RAW RECORDS.
** BEGIN **
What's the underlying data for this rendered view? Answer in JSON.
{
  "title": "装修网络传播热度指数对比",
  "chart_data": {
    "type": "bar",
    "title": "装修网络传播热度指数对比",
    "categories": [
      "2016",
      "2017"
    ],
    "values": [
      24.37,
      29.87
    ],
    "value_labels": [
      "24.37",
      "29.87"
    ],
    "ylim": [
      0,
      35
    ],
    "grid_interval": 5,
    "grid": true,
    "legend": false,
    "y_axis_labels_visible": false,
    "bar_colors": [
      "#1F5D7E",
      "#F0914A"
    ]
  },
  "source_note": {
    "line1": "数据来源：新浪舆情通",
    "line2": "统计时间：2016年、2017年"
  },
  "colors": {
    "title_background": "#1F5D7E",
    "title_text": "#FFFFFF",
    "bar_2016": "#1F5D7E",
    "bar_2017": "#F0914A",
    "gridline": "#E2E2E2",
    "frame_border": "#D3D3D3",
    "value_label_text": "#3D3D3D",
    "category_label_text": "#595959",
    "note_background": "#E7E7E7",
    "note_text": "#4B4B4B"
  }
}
** END **
TASK STATEMENT. Find every line above that contains the word "false", and return each one.

FINISHED TASK.
    "legend": false,
    "y_axis_labels_visible": false,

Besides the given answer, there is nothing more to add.